[begin Records supplied]

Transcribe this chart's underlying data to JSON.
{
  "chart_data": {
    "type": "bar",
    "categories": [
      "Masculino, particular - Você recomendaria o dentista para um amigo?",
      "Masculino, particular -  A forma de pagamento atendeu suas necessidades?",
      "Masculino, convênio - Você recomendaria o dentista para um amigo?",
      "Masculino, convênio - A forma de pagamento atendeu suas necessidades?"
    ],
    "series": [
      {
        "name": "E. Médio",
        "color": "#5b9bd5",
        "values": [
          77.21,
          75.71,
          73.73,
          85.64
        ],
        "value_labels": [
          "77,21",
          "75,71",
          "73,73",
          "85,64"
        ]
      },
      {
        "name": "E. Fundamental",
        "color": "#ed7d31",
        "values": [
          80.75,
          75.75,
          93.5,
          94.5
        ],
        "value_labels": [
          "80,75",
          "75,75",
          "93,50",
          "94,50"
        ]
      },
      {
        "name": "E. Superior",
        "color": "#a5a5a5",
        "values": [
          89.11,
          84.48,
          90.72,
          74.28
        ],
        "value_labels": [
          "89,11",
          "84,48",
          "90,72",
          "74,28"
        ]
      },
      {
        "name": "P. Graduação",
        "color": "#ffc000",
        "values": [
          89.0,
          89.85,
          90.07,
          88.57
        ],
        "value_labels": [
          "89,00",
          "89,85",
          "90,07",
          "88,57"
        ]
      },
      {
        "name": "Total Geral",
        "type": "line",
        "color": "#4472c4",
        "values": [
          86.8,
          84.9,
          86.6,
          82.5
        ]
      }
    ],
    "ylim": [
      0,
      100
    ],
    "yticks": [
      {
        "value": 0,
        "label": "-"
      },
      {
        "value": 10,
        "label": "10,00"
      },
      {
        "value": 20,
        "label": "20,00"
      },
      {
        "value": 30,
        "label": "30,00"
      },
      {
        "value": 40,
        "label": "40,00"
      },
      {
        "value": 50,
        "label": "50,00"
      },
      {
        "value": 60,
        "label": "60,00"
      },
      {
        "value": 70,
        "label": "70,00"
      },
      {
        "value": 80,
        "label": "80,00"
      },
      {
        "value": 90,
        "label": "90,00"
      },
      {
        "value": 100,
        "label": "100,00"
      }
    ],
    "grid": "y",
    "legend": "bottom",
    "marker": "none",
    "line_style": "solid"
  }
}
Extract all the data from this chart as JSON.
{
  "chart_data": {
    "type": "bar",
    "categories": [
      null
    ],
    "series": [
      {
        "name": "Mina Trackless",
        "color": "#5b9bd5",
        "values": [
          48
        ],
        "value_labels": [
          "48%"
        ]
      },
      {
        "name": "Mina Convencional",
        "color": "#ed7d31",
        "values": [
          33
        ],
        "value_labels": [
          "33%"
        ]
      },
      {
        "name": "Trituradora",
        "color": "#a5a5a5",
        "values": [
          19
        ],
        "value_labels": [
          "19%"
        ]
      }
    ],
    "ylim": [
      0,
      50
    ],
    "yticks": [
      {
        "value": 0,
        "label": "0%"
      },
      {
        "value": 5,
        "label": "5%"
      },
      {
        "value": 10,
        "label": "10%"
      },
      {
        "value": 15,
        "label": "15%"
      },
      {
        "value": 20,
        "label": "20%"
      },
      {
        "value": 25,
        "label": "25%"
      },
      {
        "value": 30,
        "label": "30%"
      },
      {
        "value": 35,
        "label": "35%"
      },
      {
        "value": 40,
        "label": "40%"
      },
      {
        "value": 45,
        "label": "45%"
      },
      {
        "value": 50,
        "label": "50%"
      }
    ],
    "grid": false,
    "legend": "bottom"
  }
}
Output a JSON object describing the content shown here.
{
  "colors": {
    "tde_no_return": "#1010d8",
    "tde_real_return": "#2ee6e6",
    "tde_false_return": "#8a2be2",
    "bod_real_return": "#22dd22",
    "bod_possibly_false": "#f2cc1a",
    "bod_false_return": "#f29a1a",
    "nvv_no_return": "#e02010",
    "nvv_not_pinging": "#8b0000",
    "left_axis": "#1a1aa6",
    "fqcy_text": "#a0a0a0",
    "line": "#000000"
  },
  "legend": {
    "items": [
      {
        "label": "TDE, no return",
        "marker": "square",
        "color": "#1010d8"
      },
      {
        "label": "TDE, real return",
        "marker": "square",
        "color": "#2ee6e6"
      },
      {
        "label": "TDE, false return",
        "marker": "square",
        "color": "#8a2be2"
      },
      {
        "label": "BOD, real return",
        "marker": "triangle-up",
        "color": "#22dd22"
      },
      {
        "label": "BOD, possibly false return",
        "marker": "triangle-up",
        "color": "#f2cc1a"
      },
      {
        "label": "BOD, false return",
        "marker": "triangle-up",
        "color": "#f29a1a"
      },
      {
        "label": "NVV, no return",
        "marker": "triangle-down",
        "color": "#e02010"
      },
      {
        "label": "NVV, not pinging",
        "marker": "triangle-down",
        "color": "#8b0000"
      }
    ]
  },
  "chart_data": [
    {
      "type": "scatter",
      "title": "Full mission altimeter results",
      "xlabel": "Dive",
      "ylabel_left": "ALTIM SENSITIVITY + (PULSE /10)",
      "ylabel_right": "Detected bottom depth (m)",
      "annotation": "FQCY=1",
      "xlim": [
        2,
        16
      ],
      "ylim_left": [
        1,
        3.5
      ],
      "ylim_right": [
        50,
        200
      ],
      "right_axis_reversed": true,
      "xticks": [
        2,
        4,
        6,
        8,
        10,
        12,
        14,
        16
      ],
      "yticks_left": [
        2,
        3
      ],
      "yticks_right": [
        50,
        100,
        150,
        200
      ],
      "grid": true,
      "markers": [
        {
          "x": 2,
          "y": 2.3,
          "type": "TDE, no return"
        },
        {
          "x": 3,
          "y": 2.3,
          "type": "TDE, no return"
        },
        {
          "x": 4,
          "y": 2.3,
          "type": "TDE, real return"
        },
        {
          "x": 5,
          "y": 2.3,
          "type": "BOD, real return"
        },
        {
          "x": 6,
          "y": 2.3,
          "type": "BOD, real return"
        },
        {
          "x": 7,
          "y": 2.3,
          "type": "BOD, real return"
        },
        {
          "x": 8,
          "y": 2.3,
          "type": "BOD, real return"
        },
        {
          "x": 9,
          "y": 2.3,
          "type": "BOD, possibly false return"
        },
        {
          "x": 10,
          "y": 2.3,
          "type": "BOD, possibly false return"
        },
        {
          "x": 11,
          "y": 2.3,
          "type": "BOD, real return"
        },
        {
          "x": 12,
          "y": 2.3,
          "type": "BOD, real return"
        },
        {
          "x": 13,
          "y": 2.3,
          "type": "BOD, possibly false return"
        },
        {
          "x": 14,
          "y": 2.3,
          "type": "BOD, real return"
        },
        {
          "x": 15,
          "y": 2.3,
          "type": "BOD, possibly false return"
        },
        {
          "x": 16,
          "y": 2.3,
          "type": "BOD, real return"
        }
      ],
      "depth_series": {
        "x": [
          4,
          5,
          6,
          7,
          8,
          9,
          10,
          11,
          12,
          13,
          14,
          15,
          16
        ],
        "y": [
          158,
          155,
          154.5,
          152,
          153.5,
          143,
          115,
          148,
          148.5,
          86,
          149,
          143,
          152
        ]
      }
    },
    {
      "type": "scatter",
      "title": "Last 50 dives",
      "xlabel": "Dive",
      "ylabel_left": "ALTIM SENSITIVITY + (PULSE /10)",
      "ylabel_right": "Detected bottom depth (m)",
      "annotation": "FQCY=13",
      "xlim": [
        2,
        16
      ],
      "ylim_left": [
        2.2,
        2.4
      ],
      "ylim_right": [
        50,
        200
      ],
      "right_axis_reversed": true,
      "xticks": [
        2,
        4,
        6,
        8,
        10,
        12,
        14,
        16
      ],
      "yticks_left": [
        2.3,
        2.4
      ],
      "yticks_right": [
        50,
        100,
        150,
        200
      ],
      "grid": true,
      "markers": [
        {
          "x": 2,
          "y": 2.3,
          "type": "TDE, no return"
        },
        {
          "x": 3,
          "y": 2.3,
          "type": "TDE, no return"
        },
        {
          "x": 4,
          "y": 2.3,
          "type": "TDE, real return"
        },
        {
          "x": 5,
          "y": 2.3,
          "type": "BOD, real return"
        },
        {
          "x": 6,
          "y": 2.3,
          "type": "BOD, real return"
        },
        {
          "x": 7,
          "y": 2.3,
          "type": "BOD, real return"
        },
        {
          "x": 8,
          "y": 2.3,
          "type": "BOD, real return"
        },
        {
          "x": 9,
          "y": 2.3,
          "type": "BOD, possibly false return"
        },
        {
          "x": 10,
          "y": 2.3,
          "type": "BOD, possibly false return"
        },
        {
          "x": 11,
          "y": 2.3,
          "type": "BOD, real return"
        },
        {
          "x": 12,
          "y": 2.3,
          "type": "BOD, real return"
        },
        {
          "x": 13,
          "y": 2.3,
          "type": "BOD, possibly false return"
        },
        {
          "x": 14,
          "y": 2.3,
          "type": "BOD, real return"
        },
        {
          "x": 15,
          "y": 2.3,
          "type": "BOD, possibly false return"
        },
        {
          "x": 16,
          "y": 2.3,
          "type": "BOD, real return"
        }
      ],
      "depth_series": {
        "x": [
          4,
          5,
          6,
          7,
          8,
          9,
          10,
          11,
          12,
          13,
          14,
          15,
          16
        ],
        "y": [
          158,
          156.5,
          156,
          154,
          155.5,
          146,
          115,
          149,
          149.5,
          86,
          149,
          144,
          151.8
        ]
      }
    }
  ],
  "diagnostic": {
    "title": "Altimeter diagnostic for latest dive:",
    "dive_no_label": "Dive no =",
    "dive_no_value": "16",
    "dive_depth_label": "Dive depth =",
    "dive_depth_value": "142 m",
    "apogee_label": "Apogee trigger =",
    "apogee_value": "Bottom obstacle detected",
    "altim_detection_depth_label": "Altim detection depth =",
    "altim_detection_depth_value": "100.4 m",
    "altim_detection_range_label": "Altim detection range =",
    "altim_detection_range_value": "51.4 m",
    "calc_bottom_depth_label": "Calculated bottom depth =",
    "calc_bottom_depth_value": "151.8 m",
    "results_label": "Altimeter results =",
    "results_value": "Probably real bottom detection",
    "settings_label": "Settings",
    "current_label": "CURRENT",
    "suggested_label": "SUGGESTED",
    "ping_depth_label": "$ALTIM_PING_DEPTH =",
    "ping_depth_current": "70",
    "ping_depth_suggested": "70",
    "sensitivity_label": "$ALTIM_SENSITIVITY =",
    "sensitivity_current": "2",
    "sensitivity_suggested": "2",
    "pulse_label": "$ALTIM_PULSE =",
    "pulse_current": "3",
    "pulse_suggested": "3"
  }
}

[end Records supplied]

Task to carry out: Show every line above in which the word "dentista" occurs.

Task answer:
      "Masculino, particular - Você recomendaria o dentista para um amigo?",
      "Masculino, convênio - Você recomendaria o dentista para um amigo?",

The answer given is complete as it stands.